Parts of the exercise>
1. Please extract, word for word, the part of the essay on The Incredible Shrinking Man starting with "Posted in: by" and going on through "fresh perspective .".
2. Pick up the essay on The Incredible Shrinking Man after its final sentence and keep writing it.

Source excerpt>
Posted in: by John Hartl, Commentary, Contributors, Essays, Science Fiction

‘Shrinking Man’ reputation grows

Written by John Hartl in 2011, reposted in conjunction with 2023 SIFF showing of the film in tribute to the legacy of Hartl.

The Incredible Shrinking Man screens at the Egyptian at 1:30 pm on Sunday, May 14.

It’s always gratifying when a favorite film is discovered—or rediscovered in a way that creates a fresh perspective .

Such is the case with 1957’s The Incredible Shrinking Man, which was enthusiastically received in its time but continues to grow in stature. Last year, it joined the National Film Registry of significant American films. In late August, it will be released by Universal as a single-disc DVD.

Provided data>
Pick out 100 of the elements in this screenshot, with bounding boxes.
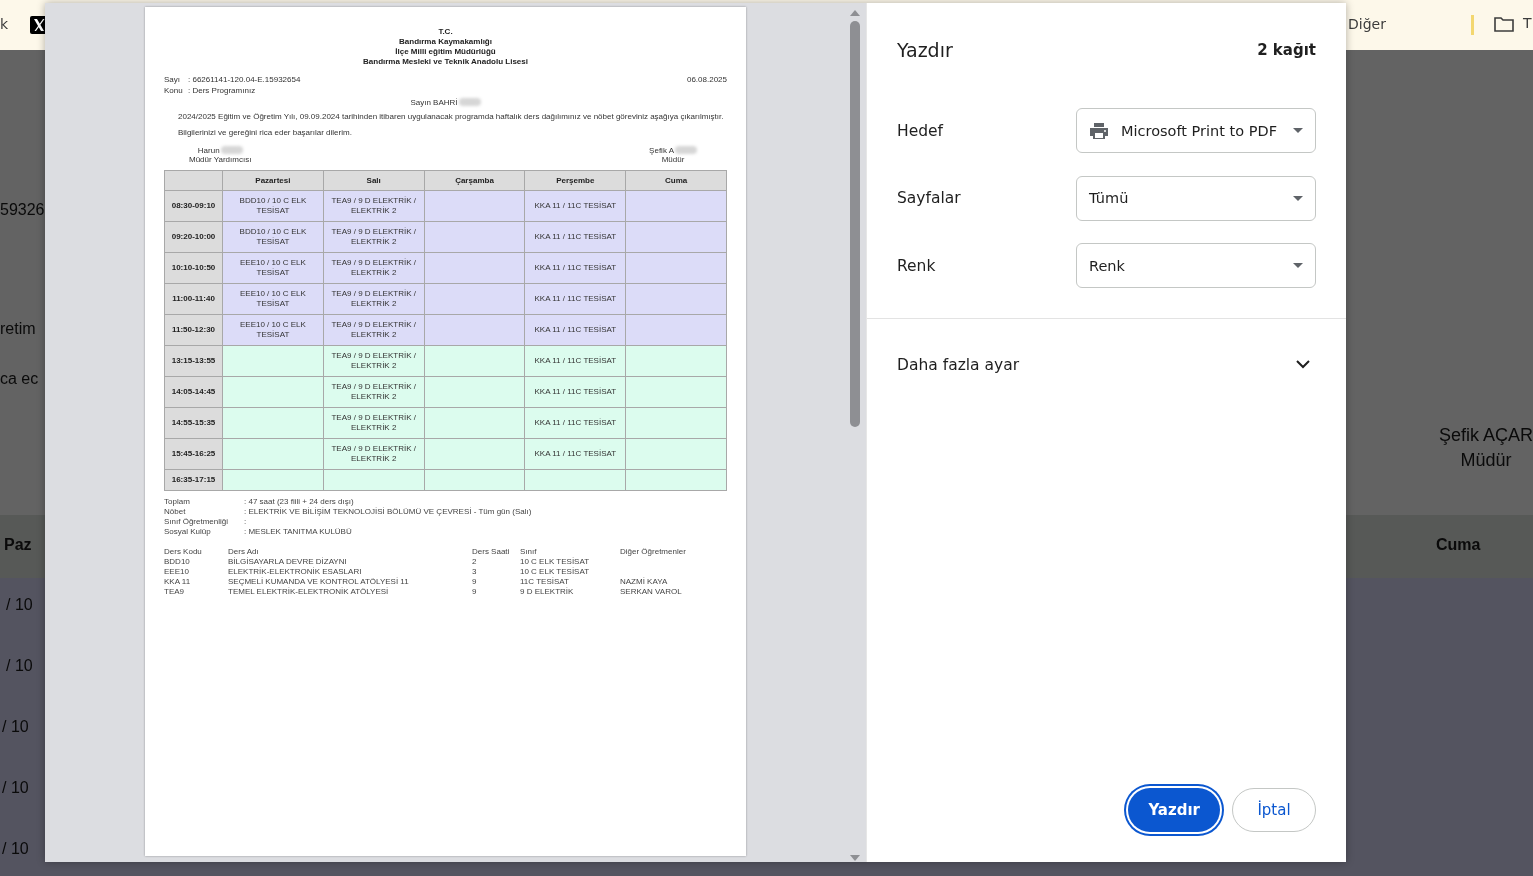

Final results>
1.
Posted in: by John Hartl, Commentary, Contributors, Essays, Science Fiction

‘Shrinking Man’ reputation grows

Written by John Hartl in 2011, reposted in conjunction with 2023 SIFF showing of the film in tribute to the legacy of Hartl.

The Incredible Shrinking Man screens at the Egyptian at 1:30 pm on Sunday, May 14.

It’s always gratifying when a favorite film is discovered—or rediscovered in a way that creates a fresh perspective .

2.
The latest reappraisal may have begun in 2005, when Time magazine’s Richard Corliss and Richard Schickel listed it as a top guilty pleasure and proposed that “it is long past time for a cult to form around its director, the late Jack Arnold, an efficient maker of B-pictures.” While similar 1950s films dealt with insects turning into monsters because of nuclear misadventures, Time pointed out that “this radical variation on that theme was (especially if you are a kid, eager to grow up, not down) scarier and more profound than the competitors.” Around the same time, Steven Spielberg, in a Turner Classic Movies special called Watch the Skies, singled out the film’s “message about not outer space but inner space, and about the soul and where does the soul go, and what is infinity? Is infinity out there or is infinity in here?”

Grant Williams in 'The Incredible Shrinking Man.' Photo credit: Universal Studios
Grant Williams in ‘The Incredible Shrinking Man’

Leonard Maltin’s Movie Guide had always given three out of four stars to The Incredible Shrinking Man. But recently Maltin added half a star and included a mostly new write-up: “Intelligent, serious approach, exceptional special effects for the period, and a vigorous leading performance (by Grant Williams) result in a genuine sci-fi classic, unsurpassed by later attempts.”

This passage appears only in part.